* **Stated task**:
How many lines in the entries below include the string "평년편차"? Answer with the number only.
____________
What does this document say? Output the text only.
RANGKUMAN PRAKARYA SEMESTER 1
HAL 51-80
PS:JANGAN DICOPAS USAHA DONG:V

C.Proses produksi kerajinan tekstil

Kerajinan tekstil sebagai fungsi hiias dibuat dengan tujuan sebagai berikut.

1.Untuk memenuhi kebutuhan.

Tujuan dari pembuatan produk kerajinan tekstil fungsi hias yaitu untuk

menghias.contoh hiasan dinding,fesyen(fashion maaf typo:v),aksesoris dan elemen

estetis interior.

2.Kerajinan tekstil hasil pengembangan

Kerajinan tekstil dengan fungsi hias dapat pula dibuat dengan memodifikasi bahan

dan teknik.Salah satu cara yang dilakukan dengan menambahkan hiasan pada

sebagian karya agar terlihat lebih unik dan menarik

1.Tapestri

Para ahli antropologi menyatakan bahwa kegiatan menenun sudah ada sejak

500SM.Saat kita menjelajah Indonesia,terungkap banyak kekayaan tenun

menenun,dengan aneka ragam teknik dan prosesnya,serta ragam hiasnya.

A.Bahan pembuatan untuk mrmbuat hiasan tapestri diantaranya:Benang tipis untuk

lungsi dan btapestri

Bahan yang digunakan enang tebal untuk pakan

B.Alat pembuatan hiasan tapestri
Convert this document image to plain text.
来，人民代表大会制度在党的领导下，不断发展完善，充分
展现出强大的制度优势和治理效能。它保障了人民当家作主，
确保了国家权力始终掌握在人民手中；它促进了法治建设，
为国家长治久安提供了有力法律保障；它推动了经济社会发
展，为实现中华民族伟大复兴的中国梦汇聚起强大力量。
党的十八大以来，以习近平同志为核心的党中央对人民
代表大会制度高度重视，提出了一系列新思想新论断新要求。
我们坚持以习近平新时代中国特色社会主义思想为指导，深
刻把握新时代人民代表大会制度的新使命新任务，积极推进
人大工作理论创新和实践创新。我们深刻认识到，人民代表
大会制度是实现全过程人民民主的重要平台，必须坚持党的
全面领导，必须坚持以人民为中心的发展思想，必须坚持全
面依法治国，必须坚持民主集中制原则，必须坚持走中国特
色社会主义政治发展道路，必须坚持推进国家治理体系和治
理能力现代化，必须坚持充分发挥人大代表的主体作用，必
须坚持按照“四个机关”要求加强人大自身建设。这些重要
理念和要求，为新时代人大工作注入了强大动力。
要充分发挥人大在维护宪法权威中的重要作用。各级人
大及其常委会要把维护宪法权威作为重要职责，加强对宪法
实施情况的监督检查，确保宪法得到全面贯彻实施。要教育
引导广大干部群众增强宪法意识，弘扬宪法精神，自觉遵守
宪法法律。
____________
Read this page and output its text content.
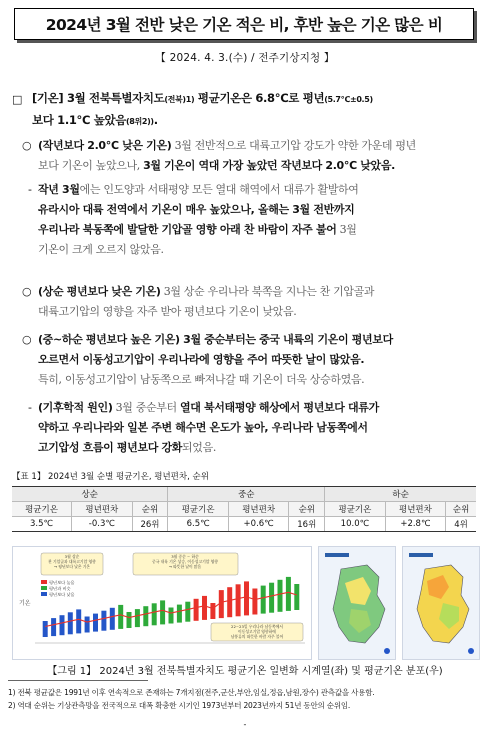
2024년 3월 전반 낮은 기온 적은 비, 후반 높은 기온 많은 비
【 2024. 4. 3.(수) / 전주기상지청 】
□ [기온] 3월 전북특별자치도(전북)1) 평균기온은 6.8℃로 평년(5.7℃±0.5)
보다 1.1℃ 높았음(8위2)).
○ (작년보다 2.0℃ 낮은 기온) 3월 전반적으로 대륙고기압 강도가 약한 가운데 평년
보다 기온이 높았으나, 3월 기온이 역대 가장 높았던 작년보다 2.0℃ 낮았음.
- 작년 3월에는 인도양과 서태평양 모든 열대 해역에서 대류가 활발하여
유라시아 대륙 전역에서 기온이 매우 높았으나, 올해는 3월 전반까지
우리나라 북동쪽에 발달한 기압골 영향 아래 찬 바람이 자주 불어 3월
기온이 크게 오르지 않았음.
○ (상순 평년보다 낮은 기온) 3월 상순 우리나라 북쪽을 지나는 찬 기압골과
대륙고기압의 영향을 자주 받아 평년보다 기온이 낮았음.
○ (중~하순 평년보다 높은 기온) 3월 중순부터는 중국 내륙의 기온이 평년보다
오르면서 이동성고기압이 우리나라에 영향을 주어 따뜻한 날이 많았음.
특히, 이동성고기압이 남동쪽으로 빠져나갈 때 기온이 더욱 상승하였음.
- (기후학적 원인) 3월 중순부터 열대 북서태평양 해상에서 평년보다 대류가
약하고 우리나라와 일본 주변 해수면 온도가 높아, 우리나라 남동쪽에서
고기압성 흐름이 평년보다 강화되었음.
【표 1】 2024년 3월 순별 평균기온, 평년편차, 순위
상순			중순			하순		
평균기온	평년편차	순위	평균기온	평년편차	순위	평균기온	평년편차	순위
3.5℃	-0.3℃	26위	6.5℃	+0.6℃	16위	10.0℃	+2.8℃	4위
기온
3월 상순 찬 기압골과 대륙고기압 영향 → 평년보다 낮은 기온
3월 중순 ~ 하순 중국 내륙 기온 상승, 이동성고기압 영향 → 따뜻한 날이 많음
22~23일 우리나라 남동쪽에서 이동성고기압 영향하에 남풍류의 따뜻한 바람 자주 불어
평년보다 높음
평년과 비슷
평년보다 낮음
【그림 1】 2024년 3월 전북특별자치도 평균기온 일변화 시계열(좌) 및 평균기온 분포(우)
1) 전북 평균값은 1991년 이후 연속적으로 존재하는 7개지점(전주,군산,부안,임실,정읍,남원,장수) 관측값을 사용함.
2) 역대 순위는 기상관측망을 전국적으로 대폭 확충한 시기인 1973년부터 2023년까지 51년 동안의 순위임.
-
____________
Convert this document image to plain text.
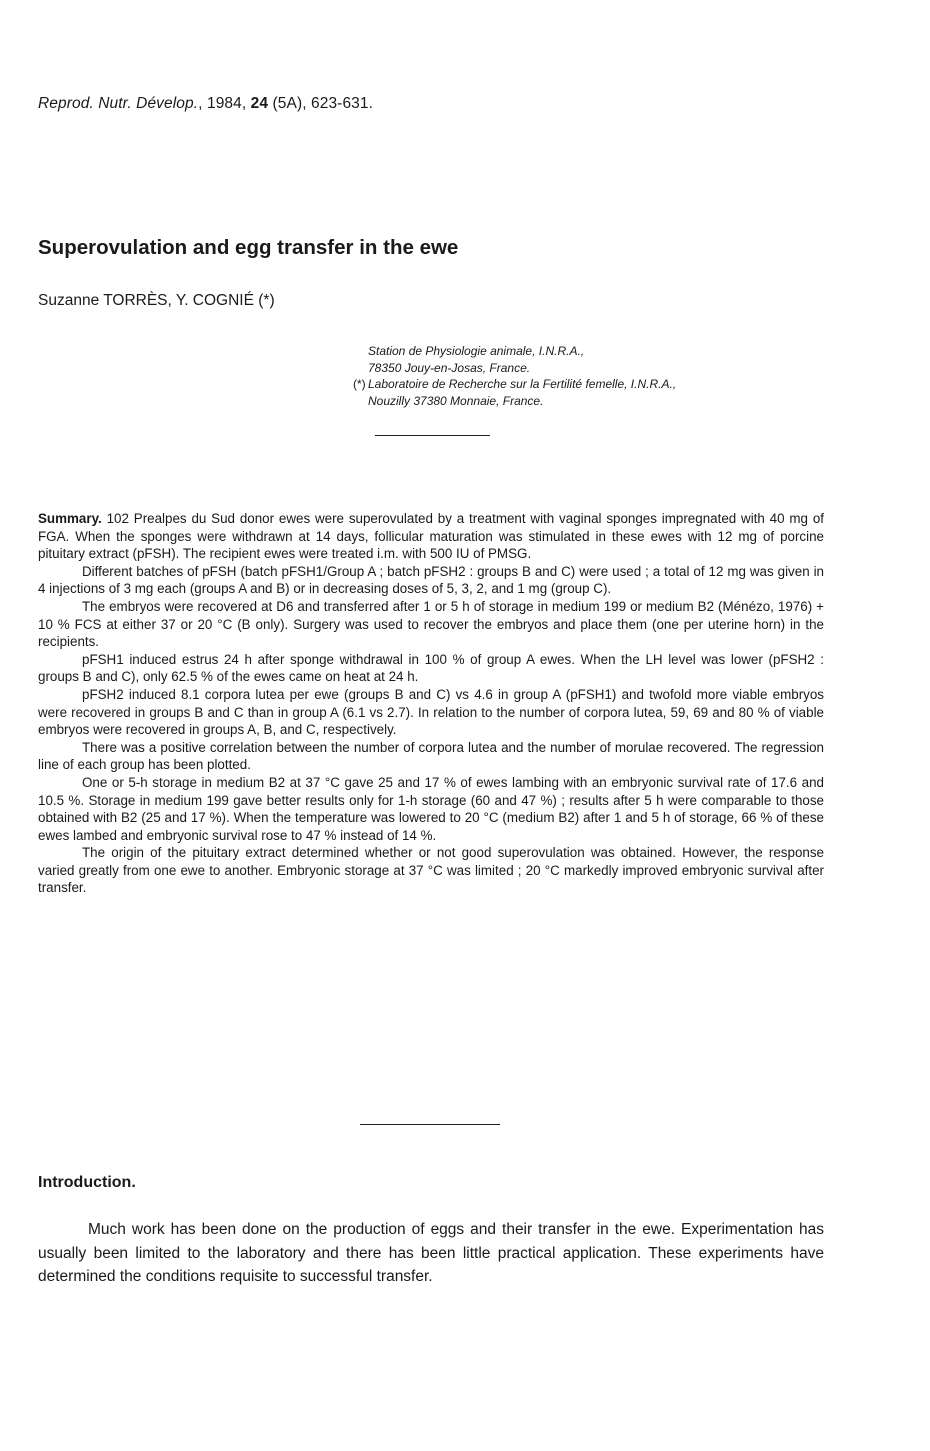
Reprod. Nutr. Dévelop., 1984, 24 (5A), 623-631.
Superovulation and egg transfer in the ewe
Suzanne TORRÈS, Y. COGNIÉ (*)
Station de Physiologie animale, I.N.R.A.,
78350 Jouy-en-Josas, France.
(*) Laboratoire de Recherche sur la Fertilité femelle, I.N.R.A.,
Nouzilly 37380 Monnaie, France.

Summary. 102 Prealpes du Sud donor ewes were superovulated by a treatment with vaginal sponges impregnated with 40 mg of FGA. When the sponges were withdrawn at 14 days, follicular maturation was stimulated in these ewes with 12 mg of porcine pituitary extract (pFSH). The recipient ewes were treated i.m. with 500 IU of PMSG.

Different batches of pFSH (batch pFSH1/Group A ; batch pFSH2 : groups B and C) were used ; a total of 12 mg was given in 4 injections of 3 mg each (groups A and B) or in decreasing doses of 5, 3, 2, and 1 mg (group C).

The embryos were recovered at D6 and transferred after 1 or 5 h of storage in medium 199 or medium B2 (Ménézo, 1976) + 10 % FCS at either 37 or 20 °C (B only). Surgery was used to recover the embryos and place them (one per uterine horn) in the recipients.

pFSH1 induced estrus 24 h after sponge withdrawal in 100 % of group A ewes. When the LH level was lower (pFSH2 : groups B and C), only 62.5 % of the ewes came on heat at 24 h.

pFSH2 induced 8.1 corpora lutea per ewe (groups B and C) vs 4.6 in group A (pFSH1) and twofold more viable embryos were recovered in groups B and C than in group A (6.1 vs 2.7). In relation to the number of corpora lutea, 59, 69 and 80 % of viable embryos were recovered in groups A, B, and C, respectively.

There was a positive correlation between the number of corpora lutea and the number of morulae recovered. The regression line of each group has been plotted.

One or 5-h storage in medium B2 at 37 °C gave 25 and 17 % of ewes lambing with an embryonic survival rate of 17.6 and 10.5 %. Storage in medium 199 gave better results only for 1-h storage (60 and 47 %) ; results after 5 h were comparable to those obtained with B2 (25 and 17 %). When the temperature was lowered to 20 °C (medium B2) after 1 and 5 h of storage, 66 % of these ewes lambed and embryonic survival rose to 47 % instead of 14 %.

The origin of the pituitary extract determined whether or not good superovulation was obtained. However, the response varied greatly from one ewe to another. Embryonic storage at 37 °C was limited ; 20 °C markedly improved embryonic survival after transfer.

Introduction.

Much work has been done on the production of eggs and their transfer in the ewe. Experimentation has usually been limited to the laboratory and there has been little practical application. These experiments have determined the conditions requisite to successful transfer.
____________
* **Answer to the exercise**:
2